--- Begin ---
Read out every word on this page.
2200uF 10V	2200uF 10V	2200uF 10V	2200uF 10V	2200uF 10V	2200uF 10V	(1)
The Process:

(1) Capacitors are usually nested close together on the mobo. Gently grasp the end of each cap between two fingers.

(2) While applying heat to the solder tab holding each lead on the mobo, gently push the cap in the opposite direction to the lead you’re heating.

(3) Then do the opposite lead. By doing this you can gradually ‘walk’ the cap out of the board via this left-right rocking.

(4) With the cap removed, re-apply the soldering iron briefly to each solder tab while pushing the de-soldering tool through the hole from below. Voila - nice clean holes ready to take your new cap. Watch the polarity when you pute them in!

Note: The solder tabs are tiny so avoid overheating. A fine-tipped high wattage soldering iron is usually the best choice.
--- End ---
--- Begin ---
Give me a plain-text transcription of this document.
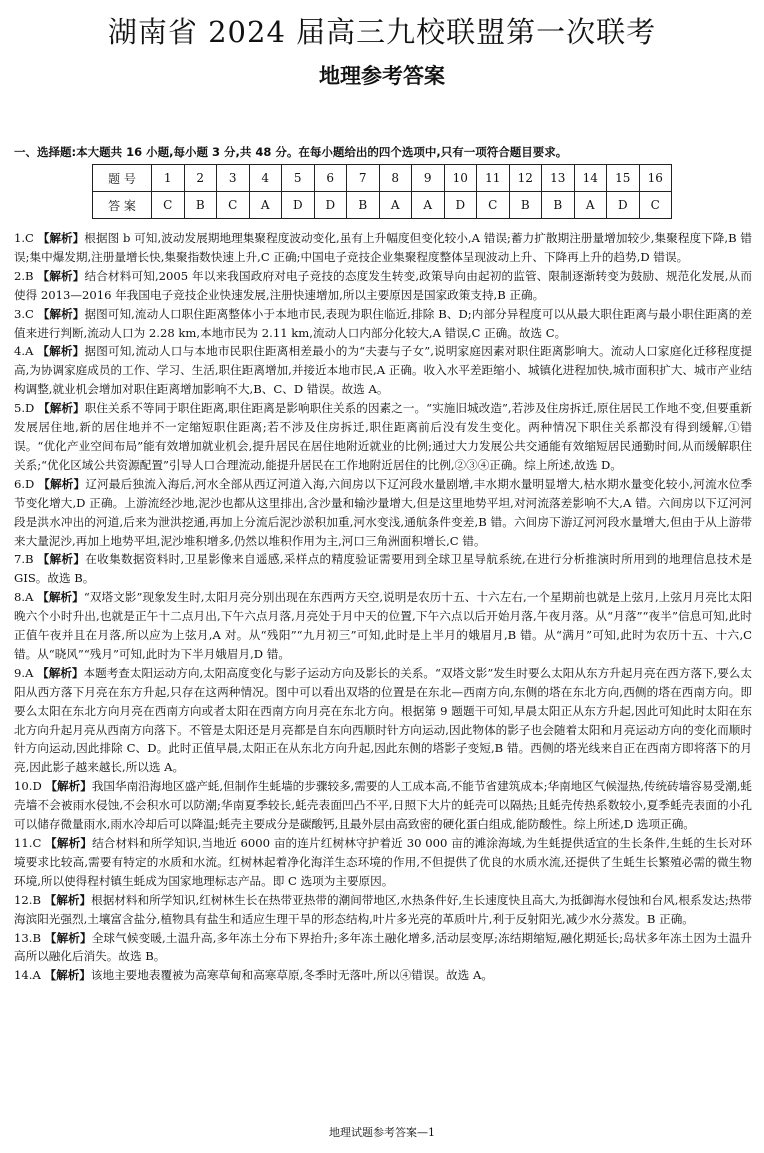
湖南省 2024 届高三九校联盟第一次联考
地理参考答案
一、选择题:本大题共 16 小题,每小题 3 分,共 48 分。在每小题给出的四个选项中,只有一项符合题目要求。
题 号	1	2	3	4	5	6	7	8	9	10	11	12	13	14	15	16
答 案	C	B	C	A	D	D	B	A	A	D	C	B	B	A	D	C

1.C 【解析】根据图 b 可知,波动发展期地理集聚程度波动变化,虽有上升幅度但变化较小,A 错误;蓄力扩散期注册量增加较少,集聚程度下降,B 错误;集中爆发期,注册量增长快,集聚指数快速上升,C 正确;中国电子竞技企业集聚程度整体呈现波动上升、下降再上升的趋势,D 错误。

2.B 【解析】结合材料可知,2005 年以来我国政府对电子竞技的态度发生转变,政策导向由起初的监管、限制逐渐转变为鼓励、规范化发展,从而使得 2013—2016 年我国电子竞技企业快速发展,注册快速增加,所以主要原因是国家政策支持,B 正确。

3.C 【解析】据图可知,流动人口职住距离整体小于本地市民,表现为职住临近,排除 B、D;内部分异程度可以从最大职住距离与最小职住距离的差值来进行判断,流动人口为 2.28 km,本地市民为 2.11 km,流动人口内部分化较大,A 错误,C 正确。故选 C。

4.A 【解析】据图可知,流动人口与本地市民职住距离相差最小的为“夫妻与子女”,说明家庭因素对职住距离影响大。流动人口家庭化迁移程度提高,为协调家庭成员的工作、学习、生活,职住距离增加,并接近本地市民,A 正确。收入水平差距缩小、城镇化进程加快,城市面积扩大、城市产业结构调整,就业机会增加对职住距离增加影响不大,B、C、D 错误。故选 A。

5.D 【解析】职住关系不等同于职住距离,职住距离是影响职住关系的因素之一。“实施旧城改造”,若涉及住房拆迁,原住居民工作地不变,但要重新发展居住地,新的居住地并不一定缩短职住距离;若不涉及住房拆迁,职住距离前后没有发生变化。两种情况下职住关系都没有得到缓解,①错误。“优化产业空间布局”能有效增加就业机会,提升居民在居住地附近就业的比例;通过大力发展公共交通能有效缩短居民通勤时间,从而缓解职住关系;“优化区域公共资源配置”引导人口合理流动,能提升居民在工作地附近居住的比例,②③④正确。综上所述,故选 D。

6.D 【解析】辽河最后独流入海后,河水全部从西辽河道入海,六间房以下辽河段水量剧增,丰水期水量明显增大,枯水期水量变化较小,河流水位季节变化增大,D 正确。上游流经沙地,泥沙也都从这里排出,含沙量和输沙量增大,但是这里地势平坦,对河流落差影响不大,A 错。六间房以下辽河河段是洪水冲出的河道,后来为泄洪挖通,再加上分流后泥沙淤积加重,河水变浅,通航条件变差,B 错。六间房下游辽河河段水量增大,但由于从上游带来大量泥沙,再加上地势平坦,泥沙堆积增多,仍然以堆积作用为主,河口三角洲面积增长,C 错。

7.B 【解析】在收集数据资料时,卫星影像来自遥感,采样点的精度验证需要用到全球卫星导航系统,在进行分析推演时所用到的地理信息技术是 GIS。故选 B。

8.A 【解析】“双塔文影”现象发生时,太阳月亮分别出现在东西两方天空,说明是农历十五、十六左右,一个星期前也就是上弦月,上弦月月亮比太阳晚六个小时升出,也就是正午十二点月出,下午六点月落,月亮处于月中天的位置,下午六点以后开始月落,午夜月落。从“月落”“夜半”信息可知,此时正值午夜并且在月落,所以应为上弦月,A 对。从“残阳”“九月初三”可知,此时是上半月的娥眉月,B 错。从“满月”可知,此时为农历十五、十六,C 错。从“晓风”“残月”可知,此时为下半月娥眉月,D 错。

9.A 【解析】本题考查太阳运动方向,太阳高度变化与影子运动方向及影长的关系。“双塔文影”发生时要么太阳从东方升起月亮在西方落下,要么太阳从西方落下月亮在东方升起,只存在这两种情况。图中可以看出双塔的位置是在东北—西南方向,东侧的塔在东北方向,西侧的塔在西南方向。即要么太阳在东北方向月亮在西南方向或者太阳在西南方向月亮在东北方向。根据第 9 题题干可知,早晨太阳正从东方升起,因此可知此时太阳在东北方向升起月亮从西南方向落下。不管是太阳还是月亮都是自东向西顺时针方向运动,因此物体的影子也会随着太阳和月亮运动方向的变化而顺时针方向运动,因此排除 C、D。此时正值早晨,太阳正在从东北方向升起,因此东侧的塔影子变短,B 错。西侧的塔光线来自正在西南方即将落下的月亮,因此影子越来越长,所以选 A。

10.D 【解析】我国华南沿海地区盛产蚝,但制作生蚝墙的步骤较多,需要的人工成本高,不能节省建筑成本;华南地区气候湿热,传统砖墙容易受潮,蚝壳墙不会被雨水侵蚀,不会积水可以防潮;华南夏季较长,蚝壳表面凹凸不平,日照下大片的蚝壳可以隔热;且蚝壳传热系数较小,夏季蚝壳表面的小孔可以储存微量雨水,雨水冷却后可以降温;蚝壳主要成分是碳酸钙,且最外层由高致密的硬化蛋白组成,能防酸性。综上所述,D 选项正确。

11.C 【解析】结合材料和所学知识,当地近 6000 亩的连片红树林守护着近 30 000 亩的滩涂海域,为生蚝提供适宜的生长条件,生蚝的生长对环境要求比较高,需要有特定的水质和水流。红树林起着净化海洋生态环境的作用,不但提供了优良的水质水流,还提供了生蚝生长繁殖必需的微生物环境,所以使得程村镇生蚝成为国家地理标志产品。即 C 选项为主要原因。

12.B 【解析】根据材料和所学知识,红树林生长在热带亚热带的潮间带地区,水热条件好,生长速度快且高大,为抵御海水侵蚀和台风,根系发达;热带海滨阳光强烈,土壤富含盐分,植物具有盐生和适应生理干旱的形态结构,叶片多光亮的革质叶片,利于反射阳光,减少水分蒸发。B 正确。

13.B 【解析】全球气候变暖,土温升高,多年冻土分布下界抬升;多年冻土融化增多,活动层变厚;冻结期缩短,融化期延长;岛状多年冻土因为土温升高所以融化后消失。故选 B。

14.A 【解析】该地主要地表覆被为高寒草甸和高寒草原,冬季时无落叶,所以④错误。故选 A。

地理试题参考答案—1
--- End ---
__Task statement__
Pick out and copy the lines of the entries that hold the string "mobo".

__Answer to this problem__
(1) Capacitors are usually nested close together on the mobo. Gently grasp the end of each cap between two fingers.
(2) While applying heat to the solder tab holding each lead on the mobo, gently push the cap in the opposite direction to the lead you’re heating.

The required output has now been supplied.